**SET EXERCISE**
Copy out each line in the material below that has the word "icon".
-------- INFORMATION SUPPLIED
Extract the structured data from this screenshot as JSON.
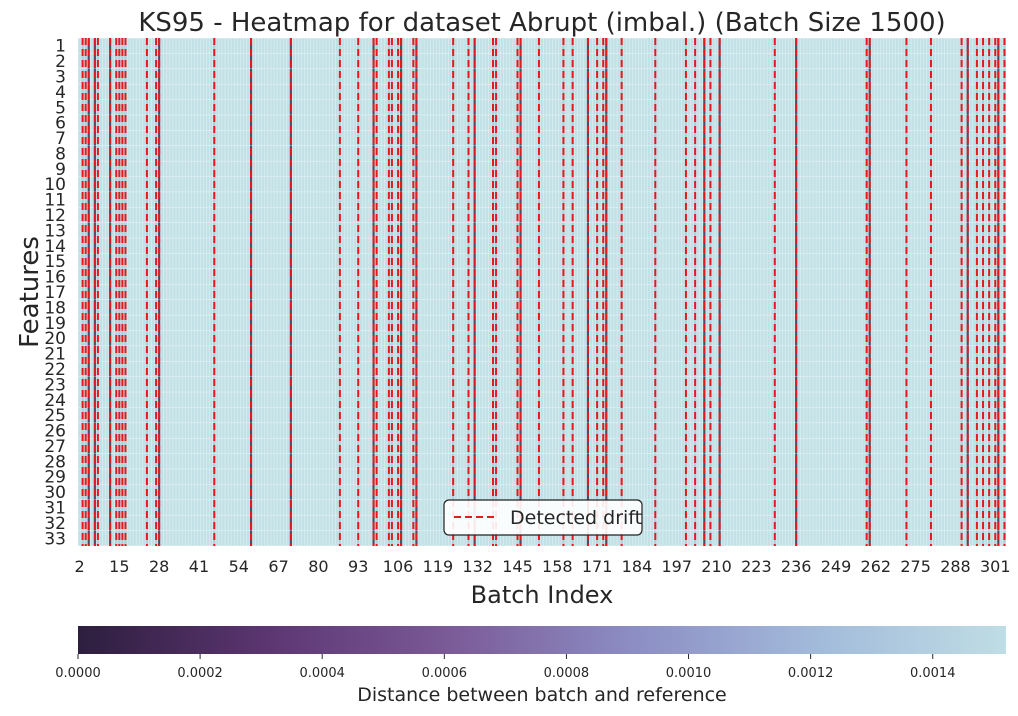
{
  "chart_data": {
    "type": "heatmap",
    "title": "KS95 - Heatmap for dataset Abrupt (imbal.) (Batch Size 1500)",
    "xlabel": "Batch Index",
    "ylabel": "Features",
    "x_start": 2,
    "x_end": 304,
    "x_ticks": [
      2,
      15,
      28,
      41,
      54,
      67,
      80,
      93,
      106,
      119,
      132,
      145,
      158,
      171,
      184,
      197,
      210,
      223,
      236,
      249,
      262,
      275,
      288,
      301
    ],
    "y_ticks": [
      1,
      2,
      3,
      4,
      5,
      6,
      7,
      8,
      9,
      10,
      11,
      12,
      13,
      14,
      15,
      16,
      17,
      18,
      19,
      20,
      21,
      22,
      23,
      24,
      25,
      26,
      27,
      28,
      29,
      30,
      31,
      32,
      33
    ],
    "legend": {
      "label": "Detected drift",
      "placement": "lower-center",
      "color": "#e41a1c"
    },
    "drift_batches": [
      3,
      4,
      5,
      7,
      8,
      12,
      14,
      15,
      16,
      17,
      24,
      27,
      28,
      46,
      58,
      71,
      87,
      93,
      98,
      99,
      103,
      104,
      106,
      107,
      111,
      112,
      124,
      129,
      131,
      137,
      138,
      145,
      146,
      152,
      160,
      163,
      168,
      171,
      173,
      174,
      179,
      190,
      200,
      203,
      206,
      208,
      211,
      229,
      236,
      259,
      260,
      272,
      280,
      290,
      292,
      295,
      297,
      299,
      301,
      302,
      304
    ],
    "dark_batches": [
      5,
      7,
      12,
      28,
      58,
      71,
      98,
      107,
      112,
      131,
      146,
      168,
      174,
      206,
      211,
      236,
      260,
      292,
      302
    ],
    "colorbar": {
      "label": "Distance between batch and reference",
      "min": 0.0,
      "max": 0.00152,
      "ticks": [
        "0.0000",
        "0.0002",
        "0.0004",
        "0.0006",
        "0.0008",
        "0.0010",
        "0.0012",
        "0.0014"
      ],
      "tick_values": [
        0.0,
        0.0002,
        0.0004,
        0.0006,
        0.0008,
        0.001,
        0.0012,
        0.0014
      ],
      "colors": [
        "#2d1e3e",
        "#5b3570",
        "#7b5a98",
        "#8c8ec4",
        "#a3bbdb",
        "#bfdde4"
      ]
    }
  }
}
----------------
-------- INFORMATION SUPPLIED
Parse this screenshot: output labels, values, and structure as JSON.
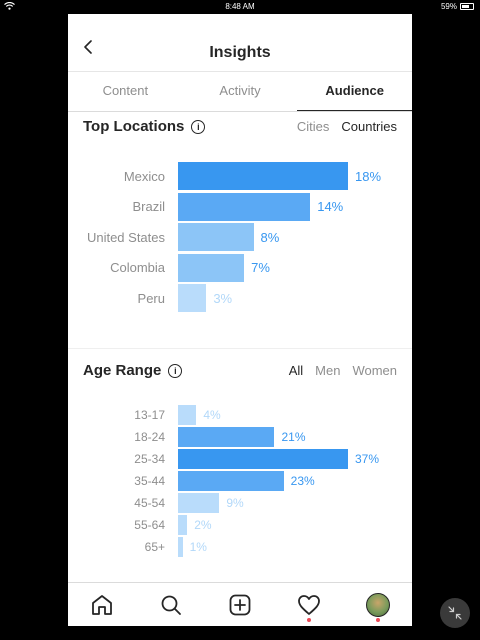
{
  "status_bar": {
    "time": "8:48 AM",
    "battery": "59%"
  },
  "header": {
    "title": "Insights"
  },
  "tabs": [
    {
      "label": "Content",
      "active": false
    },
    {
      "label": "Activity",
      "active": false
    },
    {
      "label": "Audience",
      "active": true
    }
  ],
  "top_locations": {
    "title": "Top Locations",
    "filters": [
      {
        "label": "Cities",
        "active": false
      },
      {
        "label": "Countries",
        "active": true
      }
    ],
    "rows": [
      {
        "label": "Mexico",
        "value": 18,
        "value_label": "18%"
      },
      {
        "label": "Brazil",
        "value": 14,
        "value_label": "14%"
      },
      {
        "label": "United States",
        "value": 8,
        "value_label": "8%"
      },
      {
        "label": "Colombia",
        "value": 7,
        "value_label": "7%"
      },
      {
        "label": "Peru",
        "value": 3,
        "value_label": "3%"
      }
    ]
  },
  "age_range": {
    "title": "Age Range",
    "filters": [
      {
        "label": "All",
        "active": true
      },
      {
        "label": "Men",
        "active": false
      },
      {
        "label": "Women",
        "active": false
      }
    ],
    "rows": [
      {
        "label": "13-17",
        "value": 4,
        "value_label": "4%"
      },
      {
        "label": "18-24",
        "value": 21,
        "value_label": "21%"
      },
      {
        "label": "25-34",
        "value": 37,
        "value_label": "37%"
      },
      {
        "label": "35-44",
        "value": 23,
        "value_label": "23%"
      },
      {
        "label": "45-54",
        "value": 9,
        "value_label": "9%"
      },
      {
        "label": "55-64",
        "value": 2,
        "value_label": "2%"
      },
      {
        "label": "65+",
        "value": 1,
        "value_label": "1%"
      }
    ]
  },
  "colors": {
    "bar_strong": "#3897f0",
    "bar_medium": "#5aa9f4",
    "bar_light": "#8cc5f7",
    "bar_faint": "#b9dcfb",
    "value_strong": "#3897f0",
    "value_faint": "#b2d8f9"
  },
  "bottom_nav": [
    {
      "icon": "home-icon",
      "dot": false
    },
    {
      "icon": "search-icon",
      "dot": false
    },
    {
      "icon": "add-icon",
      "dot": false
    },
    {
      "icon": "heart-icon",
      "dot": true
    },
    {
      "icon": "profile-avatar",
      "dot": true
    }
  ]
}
----------------
**WRITTEN RESPONSE**
      "icon": "home-icon",
      "icon": "search-icon",
      "icon": "add-icon",
      "icon": "heart-icon",
      "icon": "profile-avatar",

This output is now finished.